_Task requirements_
Extract each line of the material that follows exactly and omit its pictures.

_Supplied data_
════════════════════
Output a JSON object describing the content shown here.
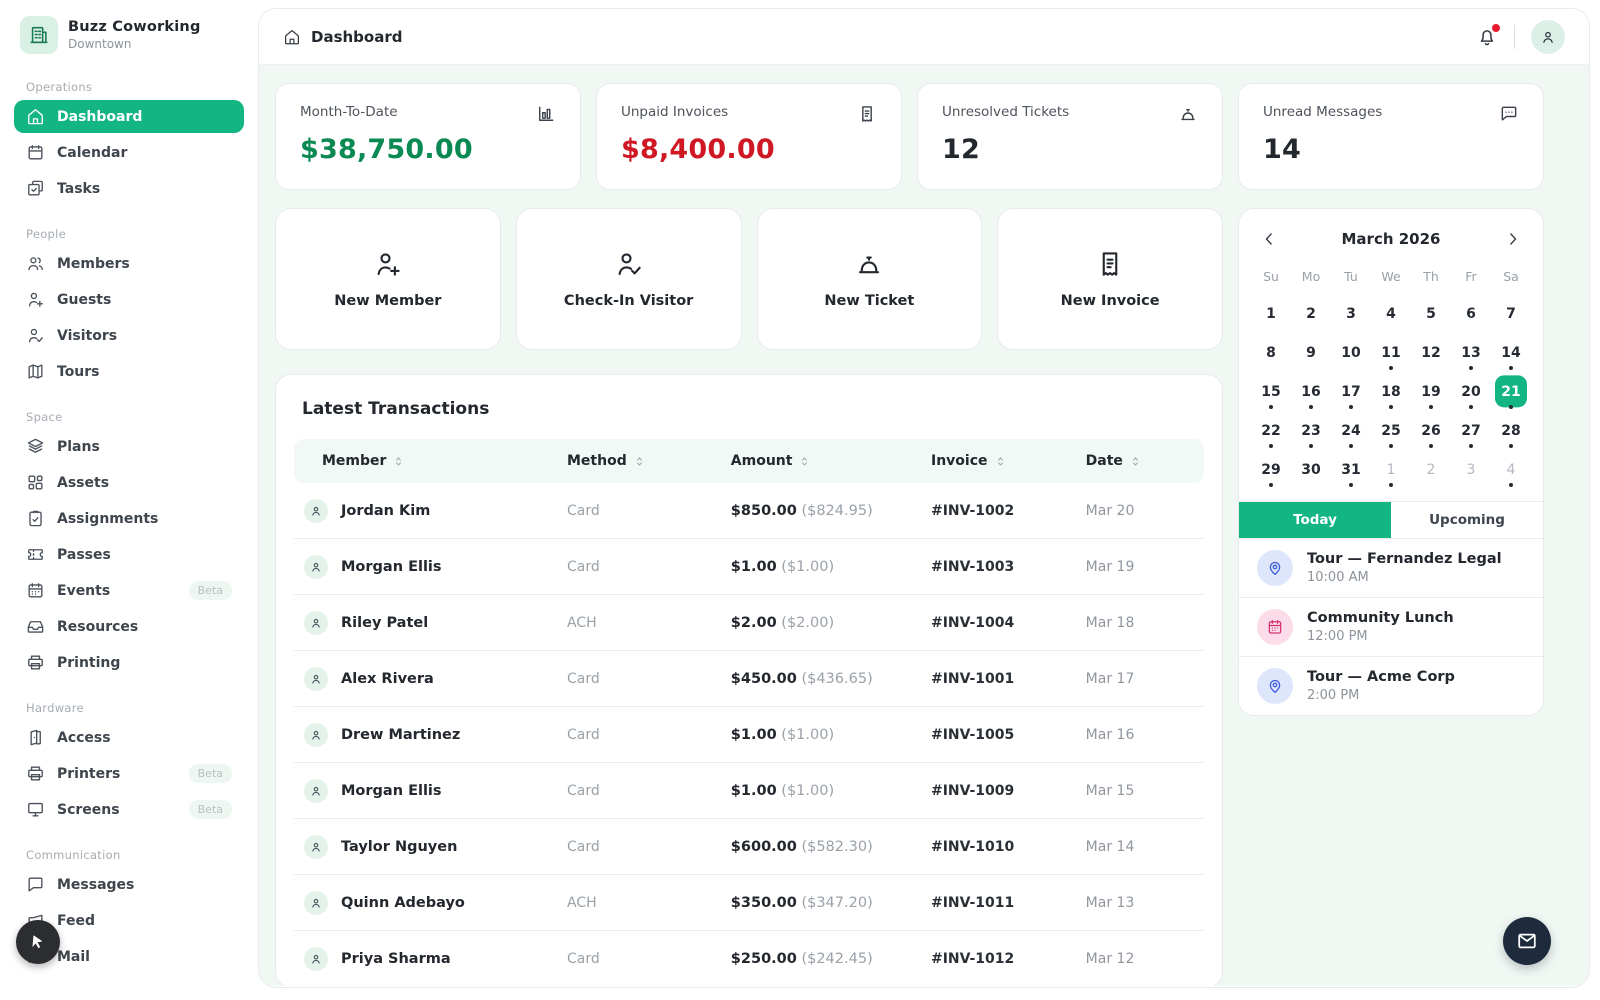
{
  "app": {
    "name": "Buzz Coworking",
    "location": "Downtown",
    "logo_icon": "building-icon"
  },
  "accent_color": "#13b583",
  "sidebar": {
    "sections": [
      {
        "label": "Operations",
        "items": [
          {
            "label": "Dashboard",
            "icon": "home-icon",
            "active": true
          },
          {
            "label": "Calendar",
            "icon": "calendar-icon"
          },
          {
            "label": "Tasks",
            "icon": "tasks-icon"
          }
        ]
      },
      {
        "label": "People",
        "items": [
          {
            "label": "Members",
            "icon": "users-icon"
          },
          {
            "label": "Guests",
            "icon": "user-plus-icon"
          },
          {
            "label": "Visitors",
            "icon": "user-check-icon"
          },
          {
            "label": "Tours",
            "icon": "map-icon"
          }
        ]
      },
      {
        "label": "Space",
        "items": [
          {
            "label": "Plans",
            "icon": "layers-icon"
          },
          {
            "label": "Assets",
            "icon": "grid-icon"
          },
          {
            "label": "Assignments",
            "icon": "clipboard-icon"
          },
          {
            "label": "Passes",
            "icon": "ticket-icon"
          },
          {
            "label": "Events",
            "icon": "calendar-dots-icon",
            "badge": "Beta"
          },
          {
            "label": "Resources",
            "icon": "inbox-icon"
          },
          {
            "label": "Printing",
            "icon": "printer-icon"
          }
        ]
      },
      {
        "label": "Hardware",
        "items": [
          {
            "label": "Access",
            "icon": "door-icon"
          },
          {
            "label": "Printers",
            "icon": "printer-icon",
            "badge": "Beta"
          },
          {
            "label": "Screens",
            "icon": "monitor-icon",
            "badge": "Beta"
          }
        ]
      },
      {
        "label": "Communication",
        "items": [
          {
            "label": "Messages",
            "icon": "chat-icon"
          },
          {
            "label": "Feed",
            "icon": "megaphone-icon"
          },
          {
            "label": "Mail",
            "icon": "mail-icon"
          }
        ]
      }
    ]
  },
  "header": {
    "title": "Dashboard",
    "title_icon": "home-icon",
    "notification_dot": true
  },
  "stats": [
    {
      "label": "Month-To-Date",
      "value": "$38,750.00",
      "value_color": "#0a8a52",
      "icon": "bar-chart-icon"
    },
    {
      "label": "Unpaid Invoices",
      "value": "$8,400.00",
      "value_color": "#cf1824",
      "icon": "receipt-icon"
    },
    {
      "label": "Unresolved Tickets",
      "value": "12",
      "value_color": "#23272e",
      "icon": "service-bell-icon"
    },
    {
      "label": "Unread Messages",
      "value": "14",
      "value_color": "#23272e",
      "icon": "chat-dots-icon"
    }
  ],
  "quick_actions": [
    {
      "label": "New Member",
      "icon": "user-plus-icon"
    },
    {
      "label": "Check-In Visitor",
      "icon": "user-check-icon"
    },
    {
      "label": "New Ticket",
      "icon": "service-bell-icon"
    },
    {
      "label": "New Invoice",
      "icon": "receipt-icon"
    }
  ],
  "transactions": {
    "title": "Latest Transactions",
    "columns": [
      "Member",
      "Method",
      "Amount",
      "Invoice",
      "Date"
    ],
    "rows": [
      {
        "member": "Jordan Kim",
        "method": "Card",
        "amount": "$850.00",
        "net": "($824.95)",
        "invoice": "#INV-1002",
        "date": "Mar 20"
      },
      {
        "member": "Morgan Ellis",
        "method": "Card",
        "amount": "$1.00",
        "net": "($1.00)",
        "invoice": "#INV-1003",
        "date": "Mar 19"
      },
      {
        "member": "Riley Patel",
        "method": "ACH",
        "amount": "$2.00",
        "net": "($2.00)",
        "invoice": "#INV-1004",
        "date": "Mar 18"
      },
      {
        "member": "Alex Rivera",
        "method": "Card",
        "amount": "$450.00",
        "net": "($436.65)",
        "invoice": "#INV-1001",
        "date": "Mar 17"
      },
      {
        "member": "Drew Martinez",
        "method": "Card",
        "amount": "$1.00",
        "net": "($1.00)",
        "invoice": "#INV-1005",
        "date": "Mar 16"
      },
      {
        "member": "Morgan Ellis",
        "method": "Card",
        "amount": "$1.00",
        "net": "($1.00)",
        "invoice": "#INV-1009",
        "date": "Mar 15"
      },
      {
        "member": "Taylor Nguyen",
        "method": "Card",
        "amount": "$600.00",
        "net": "($582.30)",
        "invoice": "#INV-1010",
        "date": "Mar 14"
      },
      {
        "member": "Quinn Adebayo",
        "method": "ACH",
        "amount": "$350.00",
        "net": "($347.20)",
        "invoice": "#INV-1011",
        "date": "Mar 13"
      },
      {
        "member": "Priya Sharma",
        "method": "Card",
        "amount": "$250.00",
        "net": "($242.45)",
        "invoice": "#INV-1012",
        "date": "Mar 12"
      }
    ]
  },
  "calendar": {
    "month": "March 2026",
    "day_headers": [
      "Su",
      "Mo",
      "Tu",
      "We",
      "Th",
      "Fr",
      "Sa"
    ],
    "weeks": [
      [
        {
          "d": 1
        },
        {
          "d": 2
        },
        {
          "d": 3
        },
        {
          "d": 4
        },
        {
          "d": 5
        },
        {
          "d": 6
        },
        {
          "d": 7
        }
      ],
      [
        {
          "d": 8
        },
        {
          "d": 9
        },
        {
          "d": 10
        },
        {
          "d": 11,
          "dot": true
        },
        {
          "d": 12
        },
        {
          "d": 13,
          "dot": true
        },
        {
          "d": 14,
          "dot": true
        }
      ],
      [
        {
          "d": 15,
          "dot": true
        },
        {
          "d": 16,
          "dot": true
        },
        {
          "d": 17,
          "dot": true
        },
        {
          "d": 18,
          "dot": true
        },
        {
          "d": 19,
          "dot": true
        },
        {
          "d": 20,
          "dot": true
        },
        {
          "d": 21,
          "dot": true,
          "selected": true
        }
      ],
      [
        {
          "d": 22,
          "dot": true
        },
        {
          "d": 23,
          "dot": true
        },
        {
          "d": 24,
          "dot": true
        },
        {
          "d": 25,
          "dot": true
        },
        {
          "d": 26,
          "dot": true
        },
        {
          "d": 27,
          "dot": true
        },
        {
          "d": 28,
          "dot": true
        }
      ],
      [
        {
          "d": 29,
          "dot": true
        },
        {
          "d": 30
        },
        {
          "d": 31,
          "dot": true
        },
        {
          "d": 1,
          "muted": true,
          "dot": true
        },
        {
          "d": 2,
          "muted": true
        },
        {
          "d": 3,
          "muted": true
        },
        {
          "d": 4,
          "muted": true,
          "dot": true
        }
      ]
    ]
  },
  "schedule": {
    "tabs": [
      {
        "label": "Today",
        "active": true
      },
      {
        "label": "Upcoming",
        "active": false
      }
    ],
    "events": [
      {
        "title": "Tour — Fernandez Legal",
        "time": "10:00 AM",
        "icon": "map-pin-icon",
        "color": "blue"
      },
      {
        "title": "Community Lunch",
        "time": "12:00 PM",
        "icon": "calendar-event-icon",
        "color": "pink"
      },
      {
        "title": "Tour — Acme Corp",
        "time": "2:00 PM",
        "icon": "map-pin-icon",
        "color": "blue"
      }
    ]
  },
  "fabs": {
    "mail": {
      "icon": "mail-icon"
    },
    "cursor": {
      "icon": "cursor-icon"
    }
  }
}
════════════════════
_Task answer_
Output a JSON object describing the content shown here.
{
  "app": {
    "name": "Buzz Coworking",
    "location": "Downtown",
    "logo_icon": "building-icon"
  },
  "accent_color": "#13b583",
  "sidebar": {
    "sections": [
      {
        "label": "Operations",
        "items": [
          {
            "label": "Dashboard",
            "icon": "home-icon",
            "active": true
          },
          {
            "label": "Calendar",
            "icon": "calendar-icon"
          },
          {
            "label": "Tasks",
            "icon": "tasks-icon"
          }
        ]
      },
      {
        "label": "People",
        "items": [
          {
            "label": "Members",
            "icon": "users-icon"
          },
          {
            "label": "Guests",
            "icon": "user-plus-icon"
          },
          {
            "label": "Visitors",
            "icon": "user-check-icon"
          },
          {
            "label": "Tours",
            "icon": "map-icon"
          }
        ]
      },
      {
        "label": "Space",
        "items": [
          {
            "label": "Plans",
            "icon": "layers-icon"
          },
          {
            "label": "Assets",
            "icon": "grid-icon"
          },
          {
            "label": "Assignments",
            "icon": "clipboard-icon"
          },
          {
            "label": "Passes",
            "icon": "ticket-icon"
          },
          {
            "label": "Events",
            "icon": "calendar-dots-icon",
            "badge": "Beta"
          },
          {
            "label": "Resources",
            "icon": "inbox-icon"
          },
          {
            "label": "Printing",
            "icon": "printer-icon"
          }
        ]
      },
      {
        "label": "Hardware",
        "items": [
          {
            "label": "Access",
            "icon": "door-icon"
          },
          {
            "label": "Printers",
            "icon": "printer-icon",
            "badge": "Beta"
          },
          {
            "label": "Screens",
            "icon": "monitor-icon",
            "badge": "Beta"
          }
        ]
      },
      {
        "label": "Communication",
        "items": [
          {
            "label": "Messages",
            "icon": "chat-icon"
          },
          {
            "label": "Feed",
            "icon": "megaphone-icon"
          },
          {
            "label": "Mail",
            "icon": "mail-icon"
          }
        ]
      }
    ]
  },
  "header": {
    "title": "Dashboard",
    "title_icon": "home-icon",
    "notification_dot": true
  },
  "stats": [
    {
      "label": "Month-To-Date",
      "value": "$38,750.00",
      "value_color": "#0a8a52",
      "icon": "bar-chart-icon"
    },
    {
      "label": "Unpaid Invoices",
      "value": "$8,400.00",
      "value_color": "#cf1824",
      "icon": "receipt-icon"
    },
    {
      "label": "Unresolved Tickets",
      "value": "12",
      "value_color": "#23272e",
      "icon": "service-bell-icon"
    },
    {
      "label": "Unread Messages",
      "value": "14",
      "value_color": "#23272e",
      "icon": "chat-dots-icon"
    }
  ],
  "quick_actions": [
    {
      "label": "New Member",
      "icon": "user-plus-icon"
    },
    {
      "label": "Check-In Visitor",
      "icon": "user-check-icon"
    },
    {
      "label": "New Ticket",
      "icon": "service-bell-icon"
    },
    {
      "label": "New Invoice",
      "icon": "receipt-icon"
    }
  ],
  "transactions": {
    "title": "Latest Transactions",
    "columns": [
      "Member",
      "Method",
      "Amount",
      "Invoice",
      "Date"
    ],
    "rows": [
      {
        "member": "Jordan Kim",
        "method": "Card",
        "amount": "$850.00",
        "net": "($824.95)",
        "invoice": "#INV-1002",
        "date": "Mar 20"
      },
      {
        "member": "Morgan Ellis",
        "method": "Card",
        "amount": "$1.00",
        "net": "($1.00)",
        "invoice": "#INV-1003",
        "date": "Mar 19"
      },
      {
        "member": "Riley Patel",
        "method": "ACH",
        "amount": "$2.00",
        "net": "($2.00)",
        "invoice": "#INV-1004",
        "date": "Mar 18"
      },
      {
        "member": "Alex Rivera",
        "method": "Card",
        "amount": "$450.00",
        "net": "($436.65)",
        "invoice": "#INV-1001",
        "date": "Mar 17"
      },
      {
        "member": "Drew Martinez",
        "method": "Card",
        "amount": "$1.00",
        "net": "($1.00)",
        "invoice": "#INV-1005",
        "date": "Mar 16"
      },
      {
        "member": "Morgan Ellis",
        "method": "Card",
        "amount": "$1.00",
        "net": "($1.00)",
        "invoice": "#INV-1009",
        "date": "Mar 15"
      },
      {
        "member": "Taylor Nguyen",
        "method": "Card",
        "amount": "$600.00",
        "net": "($582.30)",
        "invoice": "#INV-1010",
        "date": "Mar 14"
      },
      {
        "member": "Quinn Adebayo",
        "method": "ACH",
        "amount": "$350.00",
        "net": "($347.20)",
        "invoice": "#INV-1011",
        "date": "Mar 13"
      },
      {
        "member": "Priya Sharma",
        "method": "Card",
        "amount": "$250.00",
        "net": "($242.45)",
        "invoice": "#INV-1012",
        "date": "Mar 12"
      }
    ]
  },
  "calendar": {
    "month": "March 2026",
    "day_headers": [
      "Su",
      "Mo",
      "Tu",
      "We",
      "Th",
      "Fr",
      "Sa"
    ],
    "weeks": [
      [
        {
          "d": 1
        },
        {
          "d": 2
        },
        {
          "d": 3
        },
        {
          "d": 4
        },
        {
          "d": 5
        },
        {
          "d": 6
        },
        {
          "d": 7
        }
      ],
      [
        {
          "d": 8
        },
        {
          "d": 9
        },
        {
          "d": 10
        },
        {
          "d": 11,
          "dot": true
        },
        {
          "d": 12
        },
        {
          "d": 13,
          "dot": true
        },
        {
          "d": 14,
          "dot": true
        }
      ],
      [
        {
          "d": 15,
          "dot": true
        },
        {
          "d": 16,
          "dot": true
        },
        {
          "d": 17,
          "dot": true
        },
        {
          "d": 18,
          "dot": true
        },
        {
          "d": 19,
          "dot": true
        },
        {
          "d": 20,
          "dot": true
        },
        {
          "d": 21,
          "dot": true,
          "selected": true
        }
      ],
      [
        {
          "d": 22,
          "dot": true
        },
        {
          "d": 23,
          "dot": true
        },
        {
          "d": 24,
          "dot": true
        },
        {
          "d": 25,
          "dot": true
        },
        {
          "d": 26,
          "dot": true
        },
        {
          "d": 27,
          "dot": true
        },
        {
          "d": 28,
          "dot": true
        }
      ],
      [
        {
          "d": 29,
          "dot": true
        },
        {
          "d": 30
        },
        {
          "d": 31,
          "dot": true
        },
        {
          "d": 1,
          "muted": true,
          "dot": true
        },
        {
          "d": 2,
          "muted": true
        },
        {
          "d": 3,
          "muted": true
        },
        {
          "d": 4,
          "muted": true,
          "dot": true
        }
      ]
    ]
  },
  "schedule": {
    "tabs": [
      {
        "label": "Today",
        "active": true
      },
      {
        "label": "Upcoming",
        "active": false
      }
    ],
    "events": [
      {
        "title": "Tour — Fernandez Legal",
        "time": "10:00 AM",
        "icon": "map-pin-icon",
        "color": "blue"
      },
      {
        "title": "Community Lunch",
        "time": "12:00 PM",
        "icon": "calendar-event-icon",
        "color": "pink"
      },
      {
        "title": "Tour — Acme Corp",
        "time": "2:00 PM",
        "icon": "map-pin-icon",
        "color": "blue"
      }
    ]
  },
  "fabs": {
    "mail": {
      "icon": "mail-icon"
    },
    "cursor": {
      "icon": "cursor-icon"
    }
  }
}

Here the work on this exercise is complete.